Every line with the word "具有漂白性" in it should be extracted from the data that follows.

_Material for the task_.
————

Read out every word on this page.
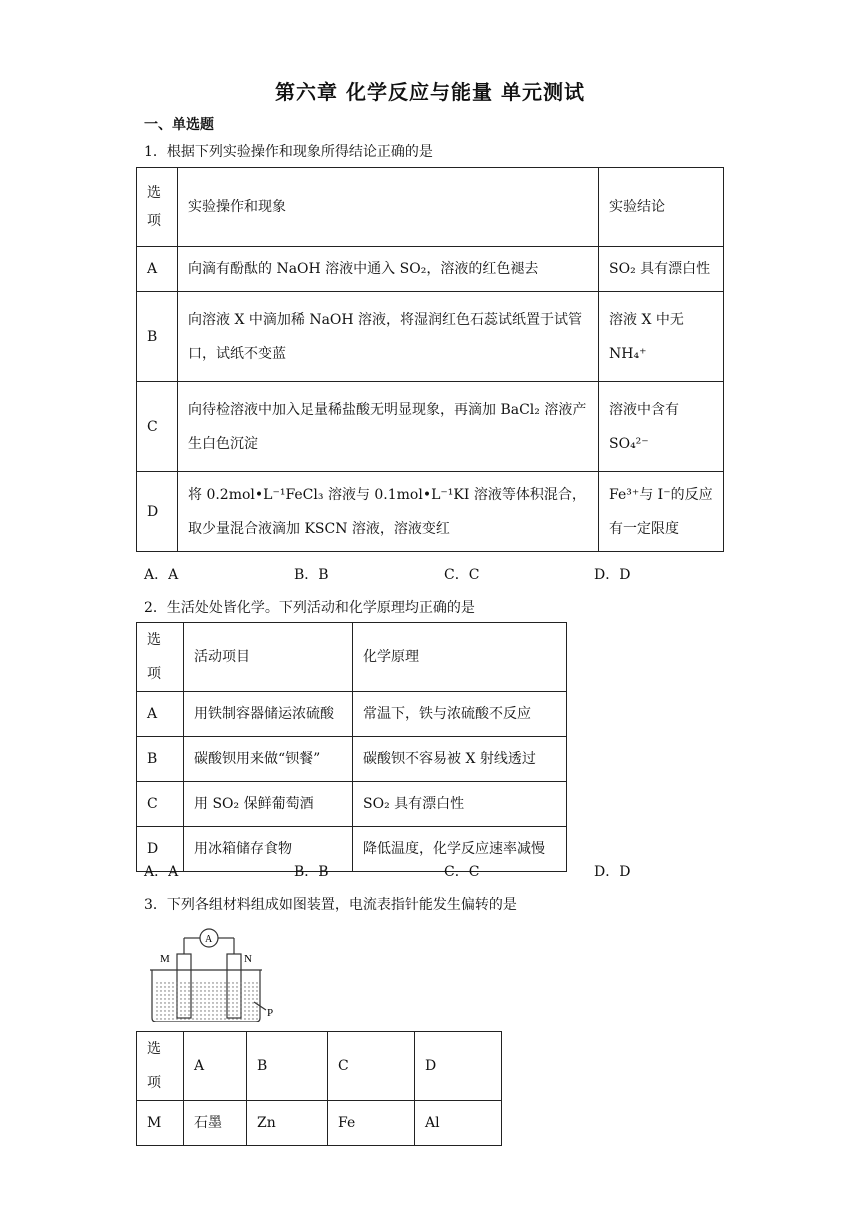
第六章 化学反应与能量 单元测试
一、单选题
1．根据下列实验操作和现象所得结论正确的是
选项	实验操作和现象	实验结论
A	向滴有酚酞的 NaOH 溶液中通入 SO₂，溶液的红色褪去	SO₂ 具有漂白性
B	向溶液 X 中滴加稀 NaOH 溶液，将湿润红色石蕊试纸置于试管口，试纸不变蓝	溶液 X 中无 NH₄⁺
C	向待检溶液中加入足量稀盐酸无明显现象，再滴加 BaCl₂ 溶液产生白色沉淀	溶液中含有 SO₄²⁻
D	将 0.2mol•L⁻¹FeCl₃ 溶液与 0.1mol•L⁻¹KI 溶液等体积混合，取少量混合液滴加 KSCN 溶液，溶液变红	Fe³⁺与 I⁻的反应有一定限度
A．A	B．B	C．C	D．D
2．生活处处皆化学。下列活动和化学原理均正确的是
选项	活动项目	化学原理
A	用铁制容器储运浓硫酸	常温下，铁与浓硫酸不反应
B	碳酸钡用来做“钡餐”	碳酸钡不容易被 X 射线透过
C	用 SO₂ 保鲜葡萄酒	SO₂ 具有漂白性
D	用冰箱储存食物	降低温度，化学反应速率减慢
A．A	B．B	C．C	D．D
3．下列各组材料组成如图装置，电流表指针能发生偏转的是
A
M	N
P
选项	A	B	C	D
M	石墨	Zn	Fe	Al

————

_Exercise answer_.
A	向滴有酚酞的 NaOH 溶液中通入 SO₂，溶液的红色褪去	SO₂ 具有漂白性
C	用 SO₂ 保鲜葡萄酒	SO₂ 具有漂白性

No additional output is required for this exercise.